Written instruction: Any picture among the records should be left out, please; retype the rest exactly.

Saved entries:
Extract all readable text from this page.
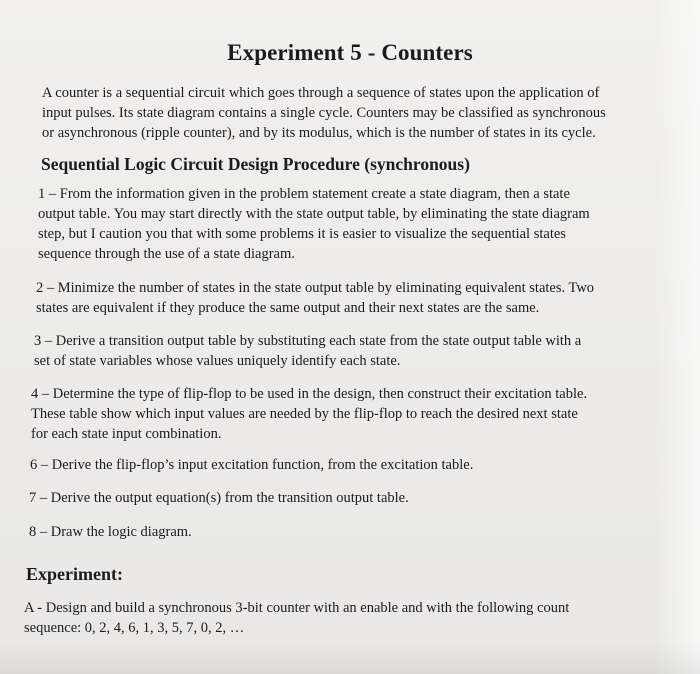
Experiment 5 - Counters

A counter is a sequential circuit which goes through a sequence of states upon the application of
input pulses. Its state diagram contains a single cycle. Counters may be classified as synchronous
or asynchronous (ripple counter), and by its modulus, which is the number of states in its cycle.

Sequential Logic Circuit Design Procedure (synchronous)

1 – From the information given in the problem statement create a state diagram, then a state
output table. You may start directly with the state output table, by eliminating the state diagram
step, but I caution you that with some problems it is easier to visualize the sequential states
sequence through the use of a state diagram.

2 – Minimize the number of states in the state output table by eliminating equivalent states. Two
states are equivalent if they produce the same output and their next states are the same.

3 – Derive a transition output table by substituting each state from the state output table with a
set of state variables whose values uniquely identify each state.

4 – Determine the type of flip-flop to be used in the design, then construct their excitation table.
These table show which input values are needed by the flip-flop to reach the desired next state
for each state input combination.

6 – Derive the flip-flop’s input excitation function, from the excitation table.

7 – Derive the output equation(s) from the transition output table.

8 – Draw the logic diagram.

Experiment:

A - Design and build a synchronous 3-bit counter with an enable and with the following count
sequence: 0, 2, 4, 6, 1, 3, 5, 7, 0, 2, …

Full output:
Extract all readable text from this page.
Experiment 5 - Counters

A counter is a sequential circuit which goes through a sequence of states upon the application of
input pulses. Its state diagram contains a single cycle. Counters may be classified as synchronous
or asynchronous (ripple counter), and by its modulus, which is the number of states in its cycle.

Sequential Logic Circuit Design Procedure (synchronous)

1 – From the information given in the problem statement create a state diagram, then a state
output table. You may start directly with the state output table, by eliminating the state diagram
step, but I caution you that with some problems it is easier to visualize the sequential states
sequence through the use of a state diagram.

2 – Minimize the number of states in the state output table by eliminating equivalent states. Two
states are equivalent if they produce the same output and their next states are the same.

3 – Derive a transition output table by substituting each state from the state output table with a
set of state variables whose values uniquely identify each state.

4 – Determine the type of flip-flop to be used in the design, then construct their excitation table.
These table show which input values are needed by the flip-flop to reach the desired next state
for each state input combination.

6 – Derive the flip-flop’s input excitation function, from the excitation table.

7 – Derive the output equation(s) from the transition output table.

8 – Draw the logic diagram.

Experiment:

A - Design and build a synchronous 3-bit counter with an enable and with the following count
sequence: 0, 2, 4, 6, 1, 3, 5, 7, 0, 2, …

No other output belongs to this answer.